### Passage to read
/---

Quick answer: Your game crashes on some PCs but not yours because the crash depends on something those machines have and yours doesn't, typically a specific GPU vendor or model, a driver version, or an OS version. It's a compatibility crash, real and consistent for the affected players, but invisible on your machine because yours is the wrong environment to trigger it.
A crash that hits some PCs and not others is one of the most confusing bug reports, it's unreproducible on your own machine by definition. But that's the clue: the crash depends on a hardware or software trait the affected machines share and yours lacks. These crashes are almost always environment-specific, and finding the shared factor is the whole diagnosis.
Why It Only Happens on Some Machines
A crash that correlates with the machine is tied to a hardware or software difference. The most common is graphics-related, a specific GPU vendor or model, or a particular driver version (graphics-driver crashes are extremely common and very vendor-specific). Others include OS version, a CPU feature, a locale/regional setting, or a missing runtime dependency. The affected machines share one of these; yours (and the unaffected players') don't.
This is why local debugging fails, you're testing on a machine where the triggering condition is absent. The crash isn't random; it's deterministic given the condition, which just happens to require an environment you don't have. So the question isn't 'why is it flaky?' but 'what do the crashing machines have in common?'
How to Find the Shared Factor
You find the common attribute by capturing the crash from affected machines with their full hardware and OS context, GPU vendor and model, driver version, OS, memory, then looking for the pattern across reports. Any single report is a mystery; many reports together reveal that, say, every one is on the same GPU vendor or driver version.

\---

### Assigned task A
Translate this sentence from the article on PC-specific game crashes into Spanish: "Any single report is a mystery; many reports together reveal that, say, every one is on the same GPU vendor or driver version."
### Assigned task B
The article on PC-specific game crashes says crashes should be captured from affected machines with their full hardware and OS context. List every detail it names as part of that context.

### Data section

/---

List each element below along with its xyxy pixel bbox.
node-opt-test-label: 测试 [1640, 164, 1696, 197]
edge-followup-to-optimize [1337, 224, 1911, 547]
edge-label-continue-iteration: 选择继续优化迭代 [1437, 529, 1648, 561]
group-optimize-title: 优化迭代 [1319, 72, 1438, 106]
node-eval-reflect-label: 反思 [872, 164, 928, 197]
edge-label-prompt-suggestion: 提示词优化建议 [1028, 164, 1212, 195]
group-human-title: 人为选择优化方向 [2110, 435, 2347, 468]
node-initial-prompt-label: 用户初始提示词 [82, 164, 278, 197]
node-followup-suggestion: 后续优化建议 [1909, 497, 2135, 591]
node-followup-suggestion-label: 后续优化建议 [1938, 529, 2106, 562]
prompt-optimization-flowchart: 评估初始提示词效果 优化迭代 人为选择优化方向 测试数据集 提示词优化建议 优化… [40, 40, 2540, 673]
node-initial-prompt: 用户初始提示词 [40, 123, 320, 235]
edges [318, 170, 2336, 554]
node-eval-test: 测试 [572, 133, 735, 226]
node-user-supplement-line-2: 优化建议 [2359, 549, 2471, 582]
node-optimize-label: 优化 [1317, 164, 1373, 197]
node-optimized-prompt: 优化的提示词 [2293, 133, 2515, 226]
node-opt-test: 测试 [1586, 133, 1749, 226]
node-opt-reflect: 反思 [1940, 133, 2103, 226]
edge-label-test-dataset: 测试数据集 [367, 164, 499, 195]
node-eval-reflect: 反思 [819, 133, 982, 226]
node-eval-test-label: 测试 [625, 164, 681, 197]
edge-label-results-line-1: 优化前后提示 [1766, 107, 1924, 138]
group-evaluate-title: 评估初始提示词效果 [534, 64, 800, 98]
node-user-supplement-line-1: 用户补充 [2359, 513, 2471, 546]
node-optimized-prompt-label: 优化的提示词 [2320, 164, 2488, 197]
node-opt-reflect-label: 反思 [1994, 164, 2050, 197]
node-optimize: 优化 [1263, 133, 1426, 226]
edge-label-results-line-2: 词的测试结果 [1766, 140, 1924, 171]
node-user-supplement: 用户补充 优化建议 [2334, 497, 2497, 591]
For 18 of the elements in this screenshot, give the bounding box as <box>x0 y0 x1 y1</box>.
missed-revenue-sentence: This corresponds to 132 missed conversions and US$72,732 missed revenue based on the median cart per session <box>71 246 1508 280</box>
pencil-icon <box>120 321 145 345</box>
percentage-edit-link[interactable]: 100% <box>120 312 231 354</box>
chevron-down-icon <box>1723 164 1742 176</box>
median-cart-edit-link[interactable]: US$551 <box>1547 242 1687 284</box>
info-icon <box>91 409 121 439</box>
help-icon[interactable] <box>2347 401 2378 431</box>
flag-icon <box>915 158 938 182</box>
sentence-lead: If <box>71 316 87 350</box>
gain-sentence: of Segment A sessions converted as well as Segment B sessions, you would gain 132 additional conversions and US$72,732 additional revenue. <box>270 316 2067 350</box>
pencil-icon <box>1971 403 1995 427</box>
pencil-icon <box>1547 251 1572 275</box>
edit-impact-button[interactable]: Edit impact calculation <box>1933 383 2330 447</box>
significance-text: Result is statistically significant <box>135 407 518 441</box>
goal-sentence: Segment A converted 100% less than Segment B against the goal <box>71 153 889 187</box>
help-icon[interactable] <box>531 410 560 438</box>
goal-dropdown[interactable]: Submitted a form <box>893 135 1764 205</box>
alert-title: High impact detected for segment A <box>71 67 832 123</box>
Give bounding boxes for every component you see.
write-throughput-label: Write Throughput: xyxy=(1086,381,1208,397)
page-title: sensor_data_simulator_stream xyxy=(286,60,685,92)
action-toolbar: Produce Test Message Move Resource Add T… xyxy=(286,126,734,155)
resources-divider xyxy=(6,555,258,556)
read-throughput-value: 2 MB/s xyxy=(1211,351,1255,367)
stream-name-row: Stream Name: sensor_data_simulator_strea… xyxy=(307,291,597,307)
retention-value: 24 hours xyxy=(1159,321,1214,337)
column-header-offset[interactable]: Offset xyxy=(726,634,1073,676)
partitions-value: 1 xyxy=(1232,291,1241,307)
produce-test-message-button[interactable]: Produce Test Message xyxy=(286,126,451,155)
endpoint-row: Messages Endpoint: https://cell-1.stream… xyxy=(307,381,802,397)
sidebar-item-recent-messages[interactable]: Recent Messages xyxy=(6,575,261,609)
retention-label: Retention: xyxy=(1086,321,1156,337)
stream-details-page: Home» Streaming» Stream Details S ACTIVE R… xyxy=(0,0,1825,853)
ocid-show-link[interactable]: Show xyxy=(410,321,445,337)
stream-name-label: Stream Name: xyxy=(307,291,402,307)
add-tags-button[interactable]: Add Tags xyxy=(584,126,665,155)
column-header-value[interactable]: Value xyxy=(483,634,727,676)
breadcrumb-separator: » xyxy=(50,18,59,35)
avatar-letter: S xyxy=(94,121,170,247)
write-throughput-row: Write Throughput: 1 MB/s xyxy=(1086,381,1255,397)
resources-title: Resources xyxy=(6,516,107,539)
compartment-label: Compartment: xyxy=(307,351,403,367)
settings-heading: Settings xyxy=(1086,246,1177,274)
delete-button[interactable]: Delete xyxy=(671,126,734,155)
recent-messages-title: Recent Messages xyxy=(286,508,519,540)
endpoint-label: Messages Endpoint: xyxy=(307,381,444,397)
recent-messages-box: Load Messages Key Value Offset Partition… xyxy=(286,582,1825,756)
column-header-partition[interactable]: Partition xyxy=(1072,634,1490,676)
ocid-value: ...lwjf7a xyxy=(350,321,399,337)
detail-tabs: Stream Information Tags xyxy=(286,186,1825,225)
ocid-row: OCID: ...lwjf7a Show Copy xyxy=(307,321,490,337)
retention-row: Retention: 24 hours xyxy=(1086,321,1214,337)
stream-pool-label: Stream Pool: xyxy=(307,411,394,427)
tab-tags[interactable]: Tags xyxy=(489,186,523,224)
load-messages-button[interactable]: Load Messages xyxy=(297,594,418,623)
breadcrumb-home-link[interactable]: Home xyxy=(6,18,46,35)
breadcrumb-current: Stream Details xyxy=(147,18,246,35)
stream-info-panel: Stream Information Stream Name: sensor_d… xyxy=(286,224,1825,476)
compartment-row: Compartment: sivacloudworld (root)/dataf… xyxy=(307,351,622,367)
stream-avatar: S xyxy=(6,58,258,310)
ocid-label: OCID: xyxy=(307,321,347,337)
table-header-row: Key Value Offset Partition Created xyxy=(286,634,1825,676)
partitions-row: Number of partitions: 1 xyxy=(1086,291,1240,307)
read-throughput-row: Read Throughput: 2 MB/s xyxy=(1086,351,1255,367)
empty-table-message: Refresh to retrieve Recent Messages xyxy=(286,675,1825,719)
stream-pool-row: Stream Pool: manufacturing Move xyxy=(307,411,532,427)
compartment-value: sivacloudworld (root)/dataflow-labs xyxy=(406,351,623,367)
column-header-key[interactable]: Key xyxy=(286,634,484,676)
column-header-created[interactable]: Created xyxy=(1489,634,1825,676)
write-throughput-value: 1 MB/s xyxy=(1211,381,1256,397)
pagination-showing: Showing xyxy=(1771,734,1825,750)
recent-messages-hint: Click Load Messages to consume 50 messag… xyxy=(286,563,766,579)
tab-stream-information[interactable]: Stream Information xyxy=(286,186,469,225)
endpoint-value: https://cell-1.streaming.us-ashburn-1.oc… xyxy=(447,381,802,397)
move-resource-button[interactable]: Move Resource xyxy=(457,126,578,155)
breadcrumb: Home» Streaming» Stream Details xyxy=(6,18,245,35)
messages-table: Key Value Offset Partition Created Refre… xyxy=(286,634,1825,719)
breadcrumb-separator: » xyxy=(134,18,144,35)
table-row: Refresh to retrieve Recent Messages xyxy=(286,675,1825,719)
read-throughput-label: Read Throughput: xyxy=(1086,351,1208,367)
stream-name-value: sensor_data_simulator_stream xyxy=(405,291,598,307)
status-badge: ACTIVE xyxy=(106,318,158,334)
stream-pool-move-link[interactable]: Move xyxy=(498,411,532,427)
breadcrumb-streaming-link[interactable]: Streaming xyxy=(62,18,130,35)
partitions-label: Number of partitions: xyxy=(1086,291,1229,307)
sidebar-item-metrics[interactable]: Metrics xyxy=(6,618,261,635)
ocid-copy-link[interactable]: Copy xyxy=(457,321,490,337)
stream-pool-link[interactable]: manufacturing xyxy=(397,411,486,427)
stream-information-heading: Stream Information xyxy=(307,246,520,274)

\---

### Result A
Cualquier informe por sí solo es un misterio; muchos informes juntos revelan que, por ejemplo, todos corresponden al mismo fabricante de GPU o a la misma versión del controlador.

### Result B
- GPU vendor and model
- Driver version
- OS
- Memory